▸ OBJECTIVE: All lines in which the word "പകർപ" occurs are to be extracted.

[Dataset entries]
□ □ □
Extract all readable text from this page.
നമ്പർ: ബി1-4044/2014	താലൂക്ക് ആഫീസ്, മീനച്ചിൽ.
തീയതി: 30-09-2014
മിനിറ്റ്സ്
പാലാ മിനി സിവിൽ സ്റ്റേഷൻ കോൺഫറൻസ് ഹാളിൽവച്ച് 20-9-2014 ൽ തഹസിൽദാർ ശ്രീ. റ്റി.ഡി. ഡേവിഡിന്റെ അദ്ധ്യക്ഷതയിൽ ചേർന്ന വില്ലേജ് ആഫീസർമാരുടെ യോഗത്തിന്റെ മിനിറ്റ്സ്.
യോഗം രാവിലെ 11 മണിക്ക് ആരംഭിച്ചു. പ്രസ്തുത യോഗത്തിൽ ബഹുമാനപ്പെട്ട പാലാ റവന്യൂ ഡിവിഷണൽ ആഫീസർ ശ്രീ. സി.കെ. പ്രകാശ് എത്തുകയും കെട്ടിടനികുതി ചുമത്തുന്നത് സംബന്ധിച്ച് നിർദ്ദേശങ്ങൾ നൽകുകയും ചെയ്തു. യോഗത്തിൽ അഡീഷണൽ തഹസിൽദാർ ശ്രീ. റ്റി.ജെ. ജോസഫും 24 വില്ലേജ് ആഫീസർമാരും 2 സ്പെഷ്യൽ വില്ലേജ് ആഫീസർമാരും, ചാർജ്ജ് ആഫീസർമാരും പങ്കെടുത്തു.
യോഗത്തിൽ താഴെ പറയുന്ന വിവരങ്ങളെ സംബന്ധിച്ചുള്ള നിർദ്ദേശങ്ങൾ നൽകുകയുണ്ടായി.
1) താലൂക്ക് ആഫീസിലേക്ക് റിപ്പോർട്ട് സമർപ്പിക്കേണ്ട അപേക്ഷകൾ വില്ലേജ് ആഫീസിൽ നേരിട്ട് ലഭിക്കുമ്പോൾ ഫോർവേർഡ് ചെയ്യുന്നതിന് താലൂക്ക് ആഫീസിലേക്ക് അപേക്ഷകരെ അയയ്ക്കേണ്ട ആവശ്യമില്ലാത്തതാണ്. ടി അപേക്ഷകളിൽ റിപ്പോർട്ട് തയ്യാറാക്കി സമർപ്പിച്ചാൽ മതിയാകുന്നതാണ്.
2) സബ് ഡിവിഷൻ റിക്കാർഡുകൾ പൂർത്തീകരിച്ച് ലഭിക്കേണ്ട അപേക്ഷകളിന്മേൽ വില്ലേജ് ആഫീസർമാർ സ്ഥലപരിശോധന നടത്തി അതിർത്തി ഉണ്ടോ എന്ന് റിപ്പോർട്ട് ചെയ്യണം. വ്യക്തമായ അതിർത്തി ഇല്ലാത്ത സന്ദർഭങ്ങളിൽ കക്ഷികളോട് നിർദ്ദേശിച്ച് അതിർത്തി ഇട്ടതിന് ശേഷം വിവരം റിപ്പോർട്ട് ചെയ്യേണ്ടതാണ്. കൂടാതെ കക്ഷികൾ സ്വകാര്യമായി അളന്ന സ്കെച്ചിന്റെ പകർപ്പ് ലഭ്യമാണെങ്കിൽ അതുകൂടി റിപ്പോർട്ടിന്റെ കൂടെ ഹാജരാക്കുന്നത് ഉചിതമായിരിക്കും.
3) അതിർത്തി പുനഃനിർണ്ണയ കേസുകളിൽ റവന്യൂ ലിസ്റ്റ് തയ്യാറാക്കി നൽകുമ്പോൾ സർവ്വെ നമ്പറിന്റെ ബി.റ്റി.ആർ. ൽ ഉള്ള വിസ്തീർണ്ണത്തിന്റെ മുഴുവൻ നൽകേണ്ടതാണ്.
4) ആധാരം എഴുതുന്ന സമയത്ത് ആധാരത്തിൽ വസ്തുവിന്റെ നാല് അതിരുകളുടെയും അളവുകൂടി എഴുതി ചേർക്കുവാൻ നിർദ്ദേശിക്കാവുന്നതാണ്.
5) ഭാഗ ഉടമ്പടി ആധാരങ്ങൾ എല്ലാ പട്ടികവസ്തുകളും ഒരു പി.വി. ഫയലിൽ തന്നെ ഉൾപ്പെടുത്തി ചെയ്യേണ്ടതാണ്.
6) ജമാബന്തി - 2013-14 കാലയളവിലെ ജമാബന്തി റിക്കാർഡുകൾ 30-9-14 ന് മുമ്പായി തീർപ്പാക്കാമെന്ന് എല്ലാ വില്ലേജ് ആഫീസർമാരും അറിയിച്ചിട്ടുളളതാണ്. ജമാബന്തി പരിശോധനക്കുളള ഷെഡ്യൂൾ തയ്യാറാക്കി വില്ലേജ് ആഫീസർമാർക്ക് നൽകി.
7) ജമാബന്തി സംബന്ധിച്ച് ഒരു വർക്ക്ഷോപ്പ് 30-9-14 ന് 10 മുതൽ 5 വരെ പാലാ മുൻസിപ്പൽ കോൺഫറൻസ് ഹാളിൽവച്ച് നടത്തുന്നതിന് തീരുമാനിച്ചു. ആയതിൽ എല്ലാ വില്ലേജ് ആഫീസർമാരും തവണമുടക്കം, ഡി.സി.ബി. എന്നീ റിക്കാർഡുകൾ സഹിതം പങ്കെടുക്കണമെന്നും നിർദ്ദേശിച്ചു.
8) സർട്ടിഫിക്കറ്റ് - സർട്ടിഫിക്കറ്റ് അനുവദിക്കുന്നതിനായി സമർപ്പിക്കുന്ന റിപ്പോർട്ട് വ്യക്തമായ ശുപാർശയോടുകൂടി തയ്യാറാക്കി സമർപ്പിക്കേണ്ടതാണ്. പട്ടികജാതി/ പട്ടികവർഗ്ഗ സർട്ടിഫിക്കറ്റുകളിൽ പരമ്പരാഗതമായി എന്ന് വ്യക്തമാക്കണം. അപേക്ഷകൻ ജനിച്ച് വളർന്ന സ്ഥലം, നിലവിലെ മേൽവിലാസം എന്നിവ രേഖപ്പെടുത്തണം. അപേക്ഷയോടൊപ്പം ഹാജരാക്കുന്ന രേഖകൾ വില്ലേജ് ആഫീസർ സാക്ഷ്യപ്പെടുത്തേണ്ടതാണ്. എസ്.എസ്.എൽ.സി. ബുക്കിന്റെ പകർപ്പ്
□ □ □
▸ TASK RESPONSE:
2) സബ് ഡിവിഷൻ റിക്കാർഡുകൾ പൂർത്തീകരിച്ച് ലഭിക്കേണ്ട അപേക്ഷകളിന്മേൽ വില്ലേജ് ആഫീസർമാർ സ്ഥലപരിശോധന നടത്തി അതിർത്തി ഉണ്ടോ എന്ന് റിപ്പോർട്ട് ചെയ്യണം. വ്യക്തമായ അതിർത്തി ഇല്ലാത്ത സന്ദർഭങ്ങളിൽ കക്ഷികളോട് നിർദ്ദേശിച്ച് അതിർത്തി ഇട്ടതിന് ശേഷം വിവരം റിപ്പോർട്ട് ചെയ്യേണ്ടതാണ്. കൂടാതെ കക്ഷികൾ സ്വകാര്യമായി അളന്ന സ്കെച്ചിന്റെ പകർപ്പ് ലഭ്യമാണെങ്കിൽ അതുകൂടി റിപ്പോർട്ടിന്റെ കൂടെ ഹാജരാക്കുന്നത് ഉചിതമായിരിക്കും.
8) സർട്ടിഫിക്കറ്റ് - സർട്ടിഫിക്കറ്റ് അനുവദിക്കുന്നതിനായി സമർപ്പിക്കുന്ന റിപ്പോർട്ട് വ്യക്തമായ ശുപാർശയോടുകൂടി തയ്യാറാക്കി സമർപ്പിക്കേണ്ടതാണ്. പട്ടികജാതി/ പട്ടികവർഗ്ഗ സർട്ടിഫിക്കറ്റുകളിൽ പരമ്പരാഗതമായി എന്ന് വ്യക്തമാക്കണം. അപേക്ഷകൻ ജനിച്ച് വളർന്ന സ്ഥലം, നിലവിലെ മേൽവിലാസം എന്നിവ രേഖപ്പെടുത്തണം. അപേക്ഷയോടൊപ്പം ഹാജരാക്കുന്ന രേഖകൾ വില്ലേജ് ആഫീസർ സാക്ഷ്യപ്പെടുത്തേണ്ടതാണ്. എസ്.എസ്.എൽ.സി. ബുക്കിന്റെ പകർപ്പ്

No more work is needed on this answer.